Directions —
Copy every line of the data below word for word, leaving out the pictures.
★ ★ ★ ★
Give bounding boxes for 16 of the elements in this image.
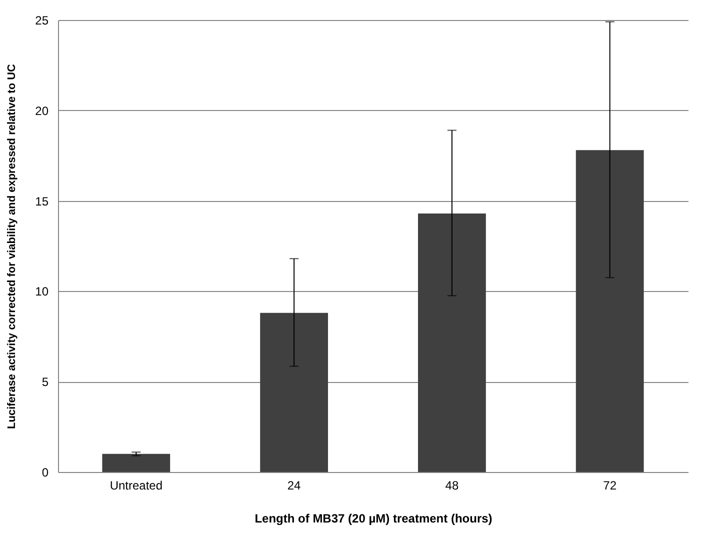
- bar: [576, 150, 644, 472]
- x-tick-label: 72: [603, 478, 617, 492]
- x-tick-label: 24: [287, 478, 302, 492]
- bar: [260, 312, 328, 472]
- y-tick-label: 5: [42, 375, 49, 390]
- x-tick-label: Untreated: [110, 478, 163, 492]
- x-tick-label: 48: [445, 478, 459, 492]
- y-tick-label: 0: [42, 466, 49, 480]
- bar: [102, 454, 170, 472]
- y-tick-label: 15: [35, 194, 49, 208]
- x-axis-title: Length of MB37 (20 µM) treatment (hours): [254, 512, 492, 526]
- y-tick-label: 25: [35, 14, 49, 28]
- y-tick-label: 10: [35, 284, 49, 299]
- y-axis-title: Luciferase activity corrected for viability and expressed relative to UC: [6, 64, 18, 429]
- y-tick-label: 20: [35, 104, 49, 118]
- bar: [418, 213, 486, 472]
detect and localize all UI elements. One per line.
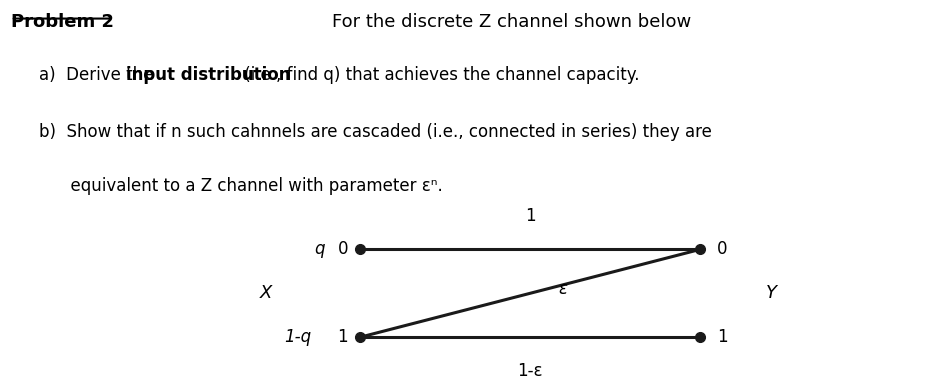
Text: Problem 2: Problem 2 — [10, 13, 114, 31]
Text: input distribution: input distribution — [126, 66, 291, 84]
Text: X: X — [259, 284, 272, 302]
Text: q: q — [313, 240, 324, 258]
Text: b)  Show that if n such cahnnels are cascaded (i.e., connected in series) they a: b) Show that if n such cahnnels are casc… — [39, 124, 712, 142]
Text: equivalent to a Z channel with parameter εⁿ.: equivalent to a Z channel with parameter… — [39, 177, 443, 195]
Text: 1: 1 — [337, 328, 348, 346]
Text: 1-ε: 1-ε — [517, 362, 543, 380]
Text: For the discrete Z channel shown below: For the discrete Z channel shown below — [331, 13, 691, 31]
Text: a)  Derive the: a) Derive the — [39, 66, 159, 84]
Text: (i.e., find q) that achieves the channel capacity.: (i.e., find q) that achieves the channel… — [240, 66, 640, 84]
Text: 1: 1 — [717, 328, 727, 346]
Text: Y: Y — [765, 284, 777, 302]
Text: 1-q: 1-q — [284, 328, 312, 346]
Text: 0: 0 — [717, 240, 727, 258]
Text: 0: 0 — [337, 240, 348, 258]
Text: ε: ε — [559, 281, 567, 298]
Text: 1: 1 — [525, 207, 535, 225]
★ ★ ★ ★
Solved exercise —
Give bounding boxes for 16 of the elements in this image.
- bar: [576, 150, 644, 472]
- x-tick-label: 72: [603, 478, 617, 492]
- x-tick-label: 24: [287, 478, 302, 492]
- bar: [260, 312, 328, 472]
- y-tick-label: 5: [42, 375, 49, 390]
- x-tick-label: Untreated: [110, 478, 163, 492]
- x-tick-label: 48: [445, 478, 459, 492]
- y-tick-label: 0: [42, 466, 49, 480]
- bar: [102, 454, 170, 472]
- y-tick-label: 15: [35, 194, 49, 208]
- x-axis-title: Length of MB37 (20 µM) treatment (hours): [254, 512, 492, 526]
- y-tick-label: 25: [35, 14, 49, 28]
- y-tick-label: 10: [35, 284, 49, 299]
- y-axis-title: Luciferase activity corrected for viability and expressed relative to UC: [6, 64, 18, 429]
- y-tick-label: 20: [35, 104, 49, 118]
- bar: [418, 213, 486, 472]
detect and localize all UI elements. One per line.
Text: Problem 2: Problem 2 — [10, 13, 114, 31]
Text: input distribution: input distribution — [126, 66, 291, 84]
Text: X: X — [259, 284, 272, 302]
Text: q: q — [313, 240, 324, 258]
Text: b)  Show that if n such cahnnels are cascaded (i.e., connected in series) they a: b) Show that if n such cahnnels are casc… — [39, 124, 712, 142]
Text: equivalent to a Z channel with parameter εⁿ.: equivalent to a Z channel with parameter… — [39, 177, 443, 195]
Text: 1: 1 — [337, 328, 348, 346]
Text: 1-ε: 1-ε — [517, 362, 543, 380]
Text: For the discrete Z channel shown below: For the discrete Z channel shown below — [331, 13, 691, 31]
Text: a)  Derive the: a) Derive the — [39, 66, 159, 84]
Text: (i.e., find q) that achieves the channel capacity.: (i.e., find q) that achieves the channel… — [240, 66, 640, 84]
Text: 1: 1 — [717, 328, 727, 346]
Text: Y: Y — [765, 284, 777, 302]
Text: 1-q: 1-q — [284, 328, 312, 346]
Text: 0: 0 — [717, 240, 727, 258]
Text: 0: 0 — [337, 240, 348, 258]
Text: ε: ε — [559, 281, 567, 298]
Text: 1: 1 — [525, 207, 535, 225]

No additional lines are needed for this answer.